AIM OF THE TASK =
Reproduce the listing verbatim.

Dataset listings of figures

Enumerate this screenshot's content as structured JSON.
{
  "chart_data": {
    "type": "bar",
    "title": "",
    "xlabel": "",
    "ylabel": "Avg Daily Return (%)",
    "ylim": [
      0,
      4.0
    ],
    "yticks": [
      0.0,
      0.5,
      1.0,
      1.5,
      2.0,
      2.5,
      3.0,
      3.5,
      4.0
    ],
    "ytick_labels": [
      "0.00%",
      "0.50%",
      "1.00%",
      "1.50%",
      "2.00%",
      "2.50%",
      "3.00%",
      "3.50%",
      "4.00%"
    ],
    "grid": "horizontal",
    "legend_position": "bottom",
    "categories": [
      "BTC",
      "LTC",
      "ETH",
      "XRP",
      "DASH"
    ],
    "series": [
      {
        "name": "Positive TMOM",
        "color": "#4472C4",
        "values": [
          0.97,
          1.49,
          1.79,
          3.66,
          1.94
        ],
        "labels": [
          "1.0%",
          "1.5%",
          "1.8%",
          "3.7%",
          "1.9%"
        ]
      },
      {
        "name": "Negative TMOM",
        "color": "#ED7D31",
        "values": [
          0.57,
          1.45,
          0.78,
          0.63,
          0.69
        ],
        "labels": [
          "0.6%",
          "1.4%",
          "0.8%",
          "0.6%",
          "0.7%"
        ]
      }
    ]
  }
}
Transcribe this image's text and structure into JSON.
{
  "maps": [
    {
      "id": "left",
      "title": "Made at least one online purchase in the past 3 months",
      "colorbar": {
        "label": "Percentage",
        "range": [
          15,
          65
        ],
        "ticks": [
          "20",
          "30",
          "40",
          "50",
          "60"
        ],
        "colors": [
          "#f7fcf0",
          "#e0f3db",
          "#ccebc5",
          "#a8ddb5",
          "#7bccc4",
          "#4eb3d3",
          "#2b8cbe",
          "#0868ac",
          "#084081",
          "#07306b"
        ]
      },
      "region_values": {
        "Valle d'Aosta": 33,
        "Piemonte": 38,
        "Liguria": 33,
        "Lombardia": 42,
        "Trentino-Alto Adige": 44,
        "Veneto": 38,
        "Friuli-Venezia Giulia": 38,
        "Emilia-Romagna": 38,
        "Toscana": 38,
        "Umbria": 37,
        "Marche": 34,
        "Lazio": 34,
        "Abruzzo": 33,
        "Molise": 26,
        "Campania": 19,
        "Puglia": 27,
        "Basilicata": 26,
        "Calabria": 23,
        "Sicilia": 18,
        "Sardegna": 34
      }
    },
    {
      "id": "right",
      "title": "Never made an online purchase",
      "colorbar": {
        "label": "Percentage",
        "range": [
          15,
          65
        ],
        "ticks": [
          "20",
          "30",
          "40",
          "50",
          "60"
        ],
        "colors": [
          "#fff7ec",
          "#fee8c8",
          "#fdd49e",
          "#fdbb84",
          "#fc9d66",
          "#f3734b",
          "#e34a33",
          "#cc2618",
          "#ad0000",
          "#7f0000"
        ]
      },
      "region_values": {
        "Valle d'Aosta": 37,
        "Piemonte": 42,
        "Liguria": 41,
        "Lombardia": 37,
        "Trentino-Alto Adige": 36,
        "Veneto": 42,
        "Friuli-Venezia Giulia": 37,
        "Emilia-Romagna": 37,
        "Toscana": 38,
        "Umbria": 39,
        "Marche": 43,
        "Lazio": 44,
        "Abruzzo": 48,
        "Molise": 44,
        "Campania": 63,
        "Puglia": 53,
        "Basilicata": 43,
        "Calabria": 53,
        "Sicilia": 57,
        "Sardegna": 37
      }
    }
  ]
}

SOLUTION TO THIS PROBLEM =
Enumerate this screenshot's content as structured JSON.
{
  "chart_data": {
    "type": "bar",
    "title": "",
    "xlabel": "",
    "ylabel": "Avg Daily Return (%)",
    "ylim": [
      0,
      4.0
    ],
    "yticks": [
      0.0,
      0.5,
      1.0,
      1.5,
      2.0,
      2.5,
      3.0,
      3.5,
      4.0
    ],
    "ytick_labels": [
      "0.00%",
      "0.50%",
      "1.00%",
      "1.50%",
      "2.00%",
      "2.50%",
      "3.00%",
      "3.50%",
      "4.00%"
    ],
    "grid": "horizontal",
    "legend_position": "bottom",
    "categories": [
      "BTC",
      "LTC",
      "ETH",
      "XRP",
      "DASH"
    ],
    "series": [
      {
        "name": "Positive TMOM",
        "color": "#4472C4",
        "values": [
          0.97,
          1.49,
          1.79,
          3.66,
          1.94
        ],
        "labels": [
          "1.0%",
          "1.5%",
          "1.8%",
          "3.7%",
          "1.9%"
        ]
      },
      {
        "name": "Negative TMOM",
        "color": "#ED7D31",
        "values": [
          0.57,
          1.45,
          0.78,
          0.63,
          0.69
        ],
        "labels": [
          "0.6%",
          "1.4%",
          "0.8%",
          "0.6%",
          "0.7%"
        ]
      }
    ]
  }
}
Transcribe this image's text and structure into JSON.
{
  "maps": [
    {
      "id": "left",
      "title": "Made at least one online purchase in the past 3 months",
      "colorbar": {
        "label": "Percentage",
        "range": [
          15,
          65
        ],
        "ticks": [
          "20",
          "30",
          "40",
          "50",
          "60"
        ],
        "colors": [
          "#f7fcf0",
          "#e0f3db",
          "#ccebc5",
          "#a8ddb5",
          "#7bccc4",
          "#4eb3d3",
          "#2b8cbe",
          "#0868ac",
          "#084081",
          "#07306b"
        ]
      },
      "region_values": {
        "Valle d'Aosta": 33,
        "Piemonte": 38,
        "Liguria": 33,
        "Lombardia": 42,
        "Trentino-Alto Adige": 44,
        "Veneto": 38,
        "Friuli-Venezia Giulia": 38,
        "Emilia-Romagna": 38,
        "Toscana": 38,
        "Umbria": 37,
        "Marche": 34,
        "Lazio": 34,
        "Abruzzo": 33,
        "Molise": 26,
        "Campania": 19,
        "Puglia": 27,
        "Basilicata": 26,
        "Calabria": 23,
        "Sicilia": 18,
        "Sardegna": 34
      }
    },
    {
      "id": "right",
      "title": "Never made an online purchase",
      "colorbar": {
        "label": "Percentage",
        "range": [
          15,
          65
        ],
        "ticks": [
          "20",
          "30",
          "40",
          "50",
          "60"
        ],
        "colors": [
          "#fff7ec",
          "#fee8c8",
          "#fdd49e",
          "#fdbb84",
          "#fc9d66",
          "#f3734b",
          "#e34a33",
          "#cc2618",
          "#ad0000",
          "#7f0000"
        ]
      },
      "region_values": {
        "Valle d'Aosta": 37,
        "Piemonte": 42,
        "Liguria": 41,
        "Lombardia": 37,
        "Trentino-Alto Adige": 36,
        "Veneto": 42,
        "Friuli-Venezia Giulia": 37,
        "Emilia-Romagna": 37,
        "Toscana": 38,
        "Umbria": 39,
        "Marche": 43,
        "Lazio": 44,
        "Abruzzo": 48,
        "Molise": 44,
        "Campania": 63,
        "Puglia": 53,
        "Basilicata": 43,
        "Calabria": 53,
        "Sicilia": 57,
        "Sardegna": 37
      }
    }
  ]
}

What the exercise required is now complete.